Given request 1: According to the code review message, which flags does the aarch64 do_oop_store call pass?

Text to read:

——

RFR: 8199417: Modularize interpreter GC barriers
coleen.phillimore at oracle.com
coleen.phillimore at oracle.com
Wed Apr 4 20:05:41 UTC 2018
Thank you for keeping load_heap_oop in the macroAssembler, I like it and
think it should be consistent with the rest of the platforms.
http://cr.openjdk.java.net/~eosterlund/8199417/webrev.01/src/hotspot/cpu/x86/templateTable_x86.cpp.udiff.html
+ do_oop_store(_masm, Address(rdx, 0), rax, IN_HEAP_ARRAY);
What happens if someone misses IN_HEAP_ARRAY and puts IN_HEAP instead?
http://cr.openjdk.java.net/~eosterlund/8199417/webrev.01/src/hotspot/cpu/aarch64/templateTable_aarch64.cpp.udiff.html
+ do_oop_store(_masm, element_address, noreg, IN_HEAP | IN_HEAP_ARRAY);
Here it has both for aarch64.
I reviewed the x86 interpreter code, and will review the rest when/if
people say that load_heap_oop is good.
Thanks,
Coleen
On 4/4/18 9:38 AM, Erik Österlund wrote:
> Hi Kim,
>
> Thank you for reviewing this.
>
> I have made a new webrev with proposed changes to the x86/x64 code
> reflecting the concerns you and Coleen have.
> I thought we should settle for something we like in the x86/x64 code
> before going ahead and changing the other platforms too much (I don't
> want to bug Martin and Roman too much before).

——

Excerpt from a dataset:
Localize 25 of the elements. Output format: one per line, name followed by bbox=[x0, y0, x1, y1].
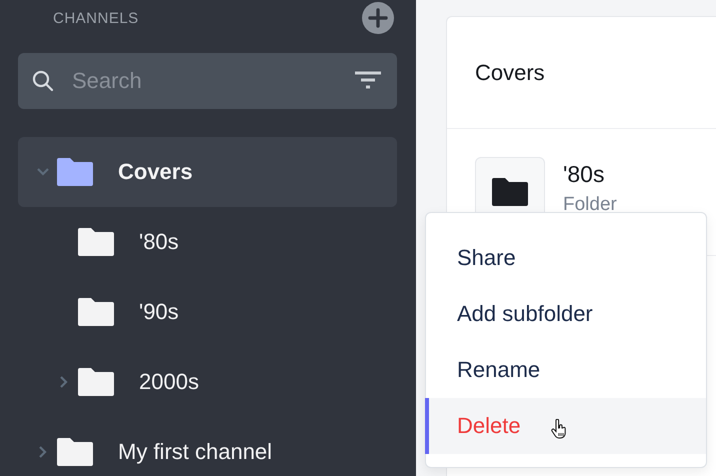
folder-icon bbox=[57, 438, 93, 466]
search-field[interactable]: Search bbox=[70, 67, 338, 95]
hand-cursor-icon bbox=[550, 419, 567, 439]
sidebar-heading: CHANNELS bbox=[53, 10, 139, 26]
folder-icon bbox=[78, 298, 114, 326]
filter-icon[interactable] bbox=[354, 71, 382, 91]
add-icon[interactable] bbox=[362, 2, 394, 34]
tree-item[interactable]: My first channel bbox=[18, 417, 397, 476]
tree-item[interactable]: '80s bbox=[18, 207, 397, 277]
tree-item[interactable]: '90s bbox=[18, 277, 397, 347]
menu-item[interactable]: Share bbox=[425, 230, 706, 286]
folder-type: Folder bbox=[563, 194, 617, 216]
folder-icon bbox=[492, 178, 528, 206]
menu-item[interactable]: Delete bbox=[425, 398, 706, 454]
menu-item[interactable]: Rename bbox=[425, 342, 706, 398]
tree-item[interactable]: Covers bbox=[18, 137, 397, 207]
folder-icon bbox=[78, 368, 114, 396]
folder-icon bbox=[78, 228, 114, 256]
folder-name[interactable]: '80s bbox=[563, 161, 617, 188]
content-title: Covers bbox=[475, 60, 545, 86]
tree-item[interactable]: 2000s bbox=[18, 347, 397, 417]
folder-icon bbox=[57, 158, 93, 186]
menu-item[interactable]: Add subfolder bbox=[425, 286, 706, 342]
search-icon bbox=[32, 70, 54, 92]
search-bar[interactable]: Search bbox=[18, 53, 397, 109]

——

Given request 2: Update the listing by replacing "tree-item" with "tree-node" and leaving everything else unchanged. Write out only the lines from the one containing "folder-icon bbox=[57, 438, 93, 466]" down to the one containing "folder-icon bbox=[492, 178, 528, 206]".

Full solution 1: IN_HEAP and IN_HEAP_ARRAY.

Full solution 2:
folder-icon bbox=[57, 438, 93, 466]
search-field[interactable]: Search bbox=[70, 67, 338, 95]
hand-cursor-icon bbox=[550, 419, 567, 439]
sidebar-heading: CHANNELS bbox=[53, 10, 139, 26]
folder-icon bbox=[78, 298, 114, 326]
filter-icon[interactable] bbox=[354, 71, 382, 91]
add-icon[interactable] bbox=[362, 2, 394, 34]
tree-node[interactable]: My first channel bbox=[18, 417, 397, 476]
tree-node[interactable]: '80s bbox=[18, 207, 397, 277]
tree-node[interactable]: '90s bbox=[18, 277, 397, 347]
menu-item[interactable]: Share bbox=[425, 230, 706, 286]
folder-type: Folder bbox=[563, 194, 617, 216]
folder-icon bbox=[492, 178, 528, 206]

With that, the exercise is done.